## TEXT SECTION
*** Begin section ***

Neither verse really says that they were actually Solomon’s mines. What we do know, however, is that the amount of gold that Solomon acquired was staggering. Not long after Solomon ascended to the throne, God asked him what he desired God to give him. And there were no limits attached.
Solomon—being Solomon—asked only for wisdom. Which made God pretty happy. So God told Solomon that He would in fact, fulfill that request, but in addition, He would give Solomon wealth that would surpass any other kingdom.
And He did. Solomon accumulated wealth of all kinds, but precious metals are the most consistently mentioned currency.
He was given gifts. The Queen of Sheba presented to King Solomon the gifts she had brought: almost five tons (other translations say ‘one hundred and twenty talents) of gold.
He apparently bought gold. “Now the weight of gold that was brought him was six hundred and sixty-six talents, not including in that sum what was brought by the merchants, nor what the toparchs and kings of Arabia gave him in presents.” (Josephus)
He was paid tribute. They brought tribute and served Solomon all the days of his life..” (1Kings 4:24)
And he collected it in taxes. ‘Your father Solomon treated us harshly and placed heavy (tax) burdens on us. ‘ (1Kings 12:4)
So, when Sir Rider Haggard gave the world its first “lost Worlds’ book and called it King Solomon’s Mines (and his book proved to be a blockbuster), Haggard’s snazzy title stuck, and the many adaptions that followed kept his original name going. Despite the fact that King Solomon seems to have not owned the mines at all.

*** End section ***

## ENTRIES SHOWN
*** Begin section ***

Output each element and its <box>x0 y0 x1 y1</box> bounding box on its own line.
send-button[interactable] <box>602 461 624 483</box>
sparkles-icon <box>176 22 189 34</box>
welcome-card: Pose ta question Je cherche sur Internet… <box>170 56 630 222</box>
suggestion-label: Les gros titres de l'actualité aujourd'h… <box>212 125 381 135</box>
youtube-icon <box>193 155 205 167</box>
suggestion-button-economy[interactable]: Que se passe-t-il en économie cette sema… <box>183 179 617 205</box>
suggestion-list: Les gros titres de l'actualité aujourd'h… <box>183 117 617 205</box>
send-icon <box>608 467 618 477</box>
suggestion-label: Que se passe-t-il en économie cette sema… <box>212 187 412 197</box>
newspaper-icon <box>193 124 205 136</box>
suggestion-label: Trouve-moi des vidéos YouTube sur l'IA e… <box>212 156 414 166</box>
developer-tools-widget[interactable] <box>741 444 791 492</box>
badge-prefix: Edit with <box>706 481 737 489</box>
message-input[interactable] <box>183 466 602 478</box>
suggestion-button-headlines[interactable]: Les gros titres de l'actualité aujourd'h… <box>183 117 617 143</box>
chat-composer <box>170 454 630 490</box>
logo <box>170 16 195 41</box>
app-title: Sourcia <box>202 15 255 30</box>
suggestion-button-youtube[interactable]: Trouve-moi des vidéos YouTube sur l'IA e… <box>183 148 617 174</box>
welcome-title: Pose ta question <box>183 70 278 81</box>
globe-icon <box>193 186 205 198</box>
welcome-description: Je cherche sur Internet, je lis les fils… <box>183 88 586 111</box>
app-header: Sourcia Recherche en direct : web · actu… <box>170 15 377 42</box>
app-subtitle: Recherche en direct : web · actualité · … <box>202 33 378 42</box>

*** End section ***

## YOUR TASK
In the text about Solomon's wealth, what did Solomon ask God to give him?

## OUTPUT FOR THIS TASK
Only wisdom.